## begin
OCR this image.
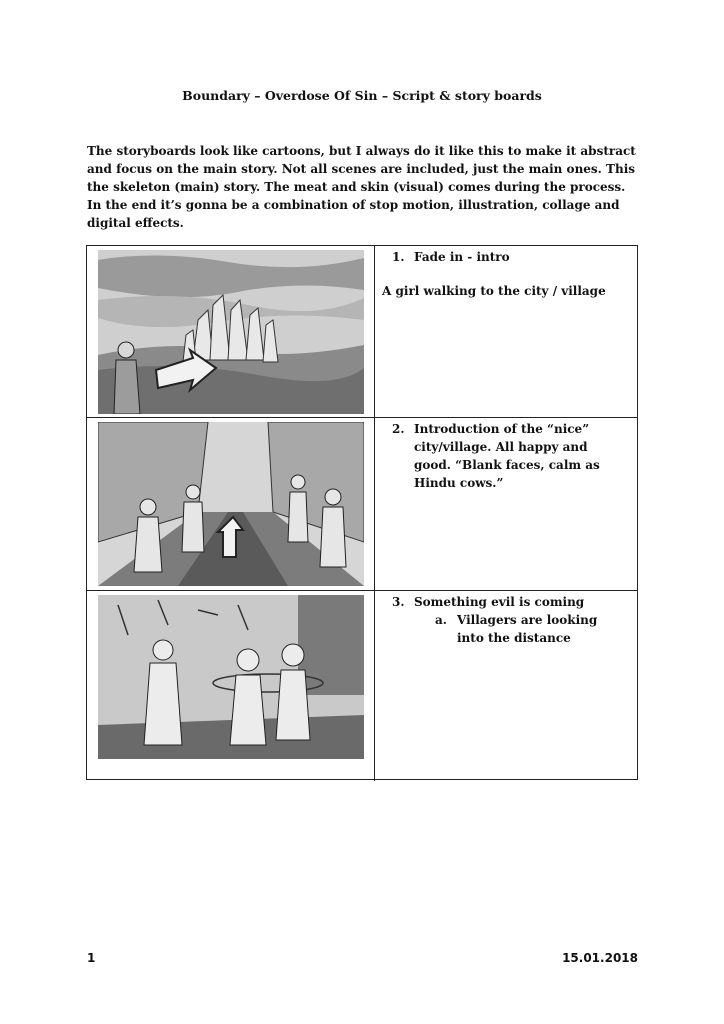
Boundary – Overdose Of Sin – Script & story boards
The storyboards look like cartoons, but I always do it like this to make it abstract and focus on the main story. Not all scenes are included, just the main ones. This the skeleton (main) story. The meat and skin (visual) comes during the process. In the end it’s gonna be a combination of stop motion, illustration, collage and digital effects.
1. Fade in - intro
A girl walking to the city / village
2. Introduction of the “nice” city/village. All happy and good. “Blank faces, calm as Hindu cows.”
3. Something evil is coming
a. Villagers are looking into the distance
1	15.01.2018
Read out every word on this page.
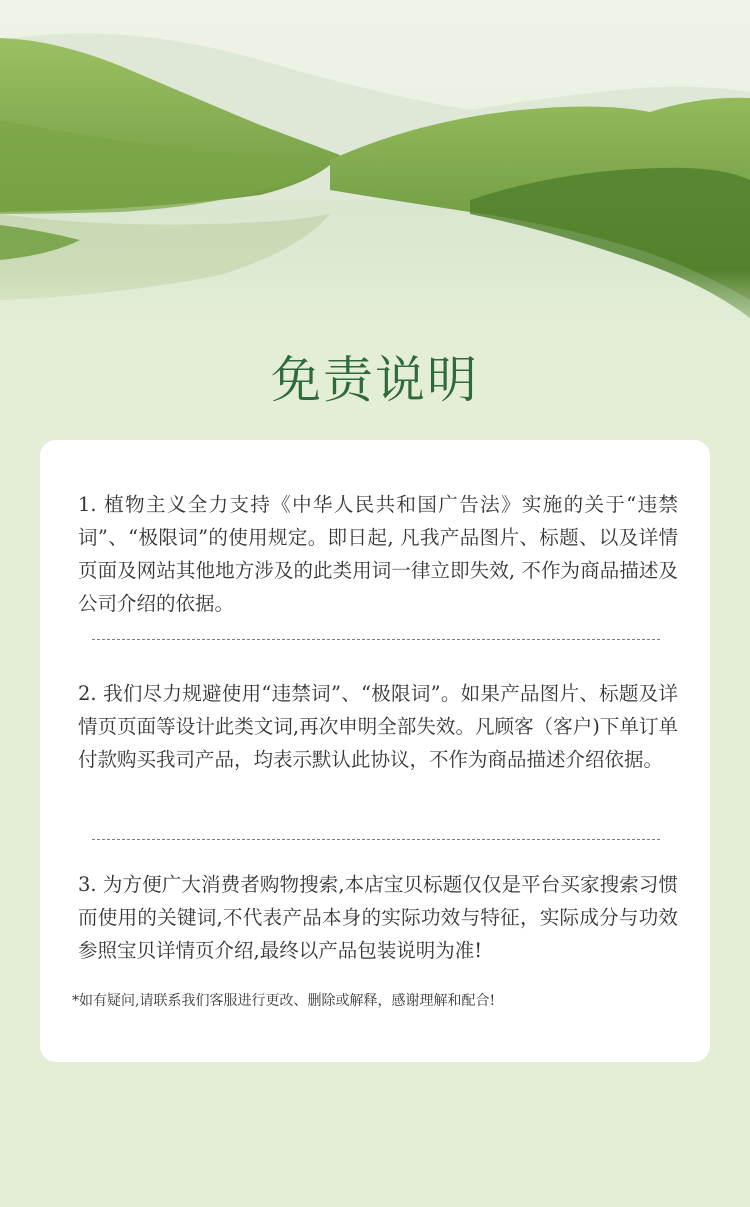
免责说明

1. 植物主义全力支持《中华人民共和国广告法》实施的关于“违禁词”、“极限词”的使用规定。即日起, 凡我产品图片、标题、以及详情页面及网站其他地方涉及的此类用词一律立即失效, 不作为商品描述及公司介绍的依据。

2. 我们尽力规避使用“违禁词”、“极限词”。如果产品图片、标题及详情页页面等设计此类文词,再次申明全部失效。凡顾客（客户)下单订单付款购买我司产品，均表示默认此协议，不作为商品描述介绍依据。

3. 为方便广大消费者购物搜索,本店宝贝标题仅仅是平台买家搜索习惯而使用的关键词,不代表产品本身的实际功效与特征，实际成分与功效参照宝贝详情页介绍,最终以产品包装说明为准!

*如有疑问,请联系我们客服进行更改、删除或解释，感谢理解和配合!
## end
# Your objective:
Copy the records exactly. Skip the pictures.

# In response:
OCR this image.
Boundary – Overdose Of Sin – Script & story boards
The storyboards look like cartoons, but I always do it like this to make it abstract and focus on the main story. Not all scenes are included, just the main ones. This the skeleton (main) story. The meat and skin (visual) comes during the process. In the end it’s gonna be a combination of stop motion, illustration, collage and digital effects.
1. Fade in - intro
A girl walking to the city / village
2. Introduction of the “nice” city/village. All happy and good. “Blank faces, calm as Hindu cows.”
3. Something evil is coming
a. Villagers are looking into the distance
1	15.01.2018
Read out every word on this page.
免责说明

1. 植物主义全力支持《中华人民共和国广告法》实施的关于“违禁词”、“极限词”的使用规定。即日起, 凡我产品图片、标题、以及详情页面及网站其他地方涉及的此类用词一律立即失效, 不作为商品描述及公司介绍的依据。

2. 我们尽力规避使用“违禁词”、“极限词”。如果产品图片、标题及详情页页面等设计此类文词,再次申明全部失效。凡顾客（客户)下单订单付款购买我司产品，均表示默认此协议，不作为商品描述介绍依据。

3. 为方便广大消费者购物搜索,本店宝贝标题仅仅是平台买家搜索习惯而使用的关键词,不代表产品本身的实际功效与特征，实际成分与功效参照宝贝详情页介绍,最终以产品包装说明为准!

*如有疑问,请联系我们客服进行更改、删除或解释，感谢理解和配合!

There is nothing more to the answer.